## Exercise instructions
Extract the line that contains "Output the text content of this document." and every line after it to the end of the records below, exactly as written and nothing else.

[Entries from a dataset]

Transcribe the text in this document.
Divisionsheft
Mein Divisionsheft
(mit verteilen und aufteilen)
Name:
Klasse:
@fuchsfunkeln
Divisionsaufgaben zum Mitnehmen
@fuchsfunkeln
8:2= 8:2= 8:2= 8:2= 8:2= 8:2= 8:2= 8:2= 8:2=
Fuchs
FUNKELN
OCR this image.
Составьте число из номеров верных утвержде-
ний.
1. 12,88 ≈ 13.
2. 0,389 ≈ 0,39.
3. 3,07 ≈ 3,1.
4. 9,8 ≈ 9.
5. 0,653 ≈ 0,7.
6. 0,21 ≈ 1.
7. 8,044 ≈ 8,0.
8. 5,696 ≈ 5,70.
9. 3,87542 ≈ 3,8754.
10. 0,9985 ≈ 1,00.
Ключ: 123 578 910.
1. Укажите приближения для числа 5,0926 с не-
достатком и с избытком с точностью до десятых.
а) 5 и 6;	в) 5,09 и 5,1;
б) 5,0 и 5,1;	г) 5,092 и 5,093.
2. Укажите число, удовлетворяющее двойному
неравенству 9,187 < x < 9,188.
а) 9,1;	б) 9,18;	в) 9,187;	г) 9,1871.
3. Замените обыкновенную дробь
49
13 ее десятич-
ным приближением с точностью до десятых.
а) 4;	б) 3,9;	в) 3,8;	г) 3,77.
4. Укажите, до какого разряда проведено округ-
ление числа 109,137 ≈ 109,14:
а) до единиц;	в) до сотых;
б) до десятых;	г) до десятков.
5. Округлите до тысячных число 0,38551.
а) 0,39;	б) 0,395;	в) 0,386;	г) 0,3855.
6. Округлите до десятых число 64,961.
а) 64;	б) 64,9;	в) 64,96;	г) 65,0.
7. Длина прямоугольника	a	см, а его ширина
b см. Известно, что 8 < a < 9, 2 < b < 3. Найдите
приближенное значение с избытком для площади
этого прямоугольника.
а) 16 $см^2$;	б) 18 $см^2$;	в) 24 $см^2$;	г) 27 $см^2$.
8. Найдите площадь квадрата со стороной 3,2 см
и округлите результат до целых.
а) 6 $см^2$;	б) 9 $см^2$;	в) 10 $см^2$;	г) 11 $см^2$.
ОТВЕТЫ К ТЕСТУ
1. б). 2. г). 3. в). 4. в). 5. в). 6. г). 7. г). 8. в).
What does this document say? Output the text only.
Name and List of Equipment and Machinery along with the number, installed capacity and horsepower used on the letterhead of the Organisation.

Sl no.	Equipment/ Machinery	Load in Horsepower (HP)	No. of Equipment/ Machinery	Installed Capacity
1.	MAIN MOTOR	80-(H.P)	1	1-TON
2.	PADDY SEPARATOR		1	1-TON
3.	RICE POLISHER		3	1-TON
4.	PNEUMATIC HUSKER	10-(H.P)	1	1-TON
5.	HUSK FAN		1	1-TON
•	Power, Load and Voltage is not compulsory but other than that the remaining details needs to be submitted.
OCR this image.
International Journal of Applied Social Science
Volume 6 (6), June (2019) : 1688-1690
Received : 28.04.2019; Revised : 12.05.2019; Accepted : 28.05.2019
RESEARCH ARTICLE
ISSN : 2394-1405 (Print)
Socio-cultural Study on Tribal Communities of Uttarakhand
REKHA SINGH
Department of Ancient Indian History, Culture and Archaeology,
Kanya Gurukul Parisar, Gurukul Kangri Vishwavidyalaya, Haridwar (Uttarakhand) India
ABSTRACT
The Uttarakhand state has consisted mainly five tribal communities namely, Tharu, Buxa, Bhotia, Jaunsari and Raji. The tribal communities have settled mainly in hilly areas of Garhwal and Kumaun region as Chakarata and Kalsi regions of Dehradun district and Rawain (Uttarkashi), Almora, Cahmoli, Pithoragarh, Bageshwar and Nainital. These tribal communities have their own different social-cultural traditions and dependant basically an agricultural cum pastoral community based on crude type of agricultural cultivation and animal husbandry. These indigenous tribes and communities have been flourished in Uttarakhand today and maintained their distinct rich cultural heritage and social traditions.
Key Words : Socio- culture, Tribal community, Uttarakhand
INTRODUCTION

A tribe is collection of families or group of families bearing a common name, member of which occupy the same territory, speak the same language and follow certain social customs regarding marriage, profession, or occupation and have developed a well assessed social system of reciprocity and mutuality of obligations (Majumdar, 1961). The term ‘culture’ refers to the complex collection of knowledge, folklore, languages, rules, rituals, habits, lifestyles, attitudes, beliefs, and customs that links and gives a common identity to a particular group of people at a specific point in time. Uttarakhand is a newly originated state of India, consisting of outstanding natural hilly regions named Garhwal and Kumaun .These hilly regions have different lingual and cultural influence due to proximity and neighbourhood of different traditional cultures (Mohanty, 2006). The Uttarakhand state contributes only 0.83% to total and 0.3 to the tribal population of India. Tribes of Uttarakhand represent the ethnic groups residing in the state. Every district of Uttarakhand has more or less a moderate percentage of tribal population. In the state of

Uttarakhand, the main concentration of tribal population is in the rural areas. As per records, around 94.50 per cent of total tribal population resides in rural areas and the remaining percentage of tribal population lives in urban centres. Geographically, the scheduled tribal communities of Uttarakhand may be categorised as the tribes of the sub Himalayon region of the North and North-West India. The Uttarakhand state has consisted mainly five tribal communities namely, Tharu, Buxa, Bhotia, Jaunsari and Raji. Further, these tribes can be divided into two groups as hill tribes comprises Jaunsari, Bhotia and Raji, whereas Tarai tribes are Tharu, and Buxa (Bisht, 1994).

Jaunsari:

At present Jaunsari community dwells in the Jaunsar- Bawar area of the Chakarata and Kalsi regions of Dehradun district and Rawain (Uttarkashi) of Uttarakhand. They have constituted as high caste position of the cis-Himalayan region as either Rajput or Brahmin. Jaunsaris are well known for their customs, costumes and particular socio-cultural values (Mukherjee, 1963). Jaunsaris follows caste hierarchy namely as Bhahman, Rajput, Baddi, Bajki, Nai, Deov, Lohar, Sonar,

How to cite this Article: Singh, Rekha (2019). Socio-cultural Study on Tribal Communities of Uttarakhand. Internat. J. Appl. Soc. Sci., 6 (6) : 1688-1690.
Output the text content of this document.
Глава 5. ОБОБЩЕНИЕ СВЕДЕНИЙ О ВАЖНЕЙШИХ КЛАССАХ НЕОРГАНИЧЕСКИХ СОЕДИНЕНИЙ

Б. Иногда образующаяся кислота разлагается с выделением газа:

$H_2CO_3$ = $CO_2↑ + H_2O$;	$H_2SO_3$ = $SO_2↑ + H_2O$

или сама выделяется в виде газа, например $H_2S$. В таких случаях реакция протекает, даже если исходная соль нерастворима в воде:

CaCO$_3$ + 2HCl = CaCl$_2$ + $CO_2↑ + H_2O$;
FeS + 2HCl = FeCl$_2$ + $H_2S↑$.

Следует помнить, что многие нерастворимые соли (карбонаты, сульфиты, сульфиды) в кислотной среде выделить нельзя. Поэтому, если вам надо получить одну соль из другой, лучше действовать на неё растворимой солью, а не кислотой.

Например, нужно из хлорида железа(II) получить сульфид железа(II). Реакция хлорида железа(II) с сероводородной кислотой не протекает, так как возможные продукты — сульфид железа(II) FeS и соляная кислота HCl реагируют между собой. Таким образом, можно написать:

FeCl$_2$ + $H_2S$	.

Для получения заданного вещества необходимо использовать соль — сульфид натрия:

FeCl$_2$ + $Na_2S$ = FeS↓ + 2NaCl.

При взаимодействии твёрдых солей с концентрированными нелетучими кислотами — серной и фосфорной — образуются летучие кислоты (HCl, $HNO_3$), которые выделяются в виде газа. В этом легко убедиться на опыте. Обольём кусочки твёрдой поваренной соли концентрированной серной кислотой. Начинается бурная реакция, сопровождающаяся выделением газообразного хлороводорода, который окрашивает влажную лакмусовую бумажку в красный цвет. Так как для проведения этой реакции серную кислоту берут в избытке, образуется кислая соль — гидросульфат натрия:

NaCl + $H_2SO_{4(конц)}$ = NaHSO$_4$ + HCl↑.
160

## The result
Output the text content of this document.
Глава 5. ОБОБЩЕНИЕ СВЕДЕНИЙ О ВАЖНЕЙШИХ КЛАССАХ НЕОРГАНИЧЕСКИХ СОЕДИНЕНИЙ

Б. Иногда образующаяся кислота разлагается с выделением газа:

$H_2CO_3$ = $CO_2↑ + H_2O$;	$H_2SO_3$ = $SO_2↑ + H_2O$

или сама выделяется в виде газа, например $H_2S$. В таких случаях реакция протекает, даже если исходная соль нерастворима в воде:

CaCO$_3$ + 2HCl = CaCl$_2$ + $CO_2↑ + H_2O$;
FeS + 2HCl = FeCl$_2$ + $H_2S↑$.

Следует помнить, что многие нерастворимые соли (карбонаты, сульфиты, сульфиды) в кислотной среде выделить нельзя. Поэтому, если вам надо получить одну соль из другой, лучше действовать на неё растворимой солью, а не кислотой.

Например, нужно из хлорида железа(II) получить сульфид железа(II). Реакция хлорида железа(II) с сероводородной кислотой не протекает, так как возможные продукты — сульфид железа(II) FeS и соляная кислота HCl реагируют между собой. Таким образом, можно написать:

FeCl$_2$ + $H_2S$	.

Для получения заданного вещества необходимо использовать соль — сульфид натрия:

FeCl$_2$ + $Na_2S$ = FeS↓ + 2NaCl.

При взаимодействии твёрдых солей с концентрированными нелетучими кислотами — серной и фосфорной — образуются летучие кислоты (HCl, $HNO_3$), которые выделяются в виде газа. В этом легко убедиться на опыте. Обольём кусочки твёрдой поваренной соли концентрированной серной кислотой. Начинается бурная реакция, сопровождающаяся выделением газообразного хлороводорода, который окрашивает влажную лакмусовую бумажку в красный цвет. Так как для проведения этой реакции серную кислоту берут в избытке, образуется кислая соль — гидросульфат натрия:

NaCl + $H_2SO_{4(конц)}$ = NaHSO$_4$ + HCl↑.
160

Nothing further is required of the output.